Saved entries
(begin)

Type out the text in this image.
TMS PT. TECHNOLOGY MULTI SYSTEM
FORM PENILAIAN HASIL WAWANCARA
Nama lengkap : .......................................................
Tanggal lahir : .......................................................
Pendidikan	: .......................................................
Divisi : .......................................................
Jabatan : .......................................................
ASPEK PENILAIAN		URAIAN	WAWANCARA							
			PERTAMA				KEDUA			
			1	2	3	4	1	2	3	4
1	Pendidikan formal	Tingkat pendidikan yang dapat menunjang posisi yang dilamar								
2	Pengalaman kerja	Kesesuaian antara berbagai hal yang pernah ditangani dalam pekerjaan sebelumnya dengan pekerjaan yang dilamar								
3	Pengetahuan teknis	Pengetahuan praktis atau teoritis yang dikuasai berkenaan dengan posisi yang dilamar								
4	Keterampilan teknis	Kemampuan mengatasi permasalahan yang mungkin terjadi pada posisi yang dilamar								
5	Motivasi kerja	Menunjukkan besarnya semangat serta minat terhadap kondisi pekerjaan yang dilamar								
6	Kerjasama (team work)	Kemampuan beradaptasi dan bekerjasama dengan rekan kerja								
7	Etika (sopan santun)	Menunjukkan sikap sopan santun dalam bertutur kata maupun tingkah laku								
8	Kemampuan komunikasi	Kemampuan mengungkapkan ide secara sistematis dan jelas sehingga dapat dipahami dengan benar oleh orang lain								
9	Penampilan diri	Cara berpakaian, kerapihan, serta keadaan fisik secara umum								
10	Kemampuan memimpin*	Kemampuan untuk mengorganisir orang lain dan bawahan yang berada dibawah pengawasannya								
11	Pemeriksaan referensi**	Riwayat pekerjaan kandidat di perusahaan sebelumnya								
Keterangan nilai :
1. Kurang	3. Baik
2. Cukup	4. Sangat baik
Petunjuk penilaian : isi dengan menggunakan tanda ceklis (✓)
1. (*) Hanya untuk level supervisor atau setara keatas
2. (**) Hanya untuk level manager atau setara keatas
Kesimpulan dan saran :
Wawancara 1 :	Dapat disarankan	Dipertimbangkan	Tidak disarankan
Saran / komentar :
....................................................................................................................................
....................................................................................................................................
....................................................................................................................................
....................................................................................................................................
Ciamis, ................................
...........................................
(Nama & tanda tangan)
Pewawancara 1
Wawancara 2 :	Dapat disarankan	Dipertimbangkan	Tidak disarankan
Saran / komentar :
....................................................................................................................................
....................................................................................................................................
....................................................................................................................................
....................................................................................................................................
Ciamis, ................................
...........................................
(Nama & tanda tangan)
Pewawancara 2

(end)

**AIM**:
Produce an exact copy of every entry above.

**TASK OUTPUT**:
Type out the text in this image.
TMS PT. TECHNOLOGY MULTI SYSTEM
FORM PENILAIAN HASIL WAWANCARA
Nama lengkap : .......................................................
Tanggal lahir : .......................................................
Pendidikan	: .......................................................
Divisi : .......................................................
Jabatan : .......................................................
ASPEK PENILAIAN		URAIAN	WAWANCARA							
			PERTAMA				KEDUA			
			1	2	3	4	1	2	3	4
1	Pendidikan formal	Tingkat pendidikan yang dapat menunjang posisi yang dilamar								
2	Pengalaman kerja	Kesesuaian antara berbagai hal yang pernah ditangani dalam pekerjaan sebelumnya dengan pekerjaan yang dilamar								
3	Pengetahuan teknis	Pengetahuan praktis atau teoritis yang dikuasai berkenaan dengan posisi yang dilamar								
4	Keterampilan teknis	Kemampuan mengatasi permasalahan yang mungkin terjadi pada posisi yang dilamar								
5	Motivasi kerja	Menunjukkan besarnya semangat serta minat terhadap kondisi pekerjaan yang dilamar								
6	Kerjasama (team work)	Kemampuan beradaptasi dan bekerjasama dengan rekan kerja								
7	Etika (sopan santun)	Menunjukkan sikap sopan santun dalam bertutur kata maupun tingkah laku								
8	Kemampuan komunikasi	Kemampuan mengungkapkan ide secara sistematis dan jelas sehingga dapat dipahami dengan benar oleh orang lain								
9	Penampilan diri	Cara berpakaian, kerapihan, serta keadaan fisik secara umum								
10	Kemampuan memimpin*	Kemampuan untuk mengorganisir orang lain dan bawahan yang berada dibawah pengawasannya								
11	Pemeriksaan referensi**	Riwayat pekerjaan kandidat di perusahaan sebelumnya								
Keterangan nilai :
1. Kurang	3. Baik
2. Cukup	4. Sangat baik
Petunjuk penilaian : isi dengan menggunakan tanda ceklis (✓)
1. (*) Hanya untuk level supervisor atau setara keatas
2. (**) Hanya untuk level manager atau setara keatas
Kesimpulan dan saran :
Wawancara 1 :	Dapat disarankan	Dipertimbangkan	Tidak disarankan
Saran / komentar :
....................................................................................................................................
....................................................................................................................................
....................................................................................................................................
....................................................................................................................................
Ciamis, ................................
...........................................
(Nama & tanda tangan)
Pewawancara 1
Wawancara 2 :	Dapat disarankan	Dipertimbangkan	Tidak disarankan
Saran / komentar :
....................................................................................................................................
....................................................................................................................................
....................................................................................................................................
....................................................................................................................................
Ciamis, ................................
...........................................
(Nama & tanda tangan)
Pewawancara 2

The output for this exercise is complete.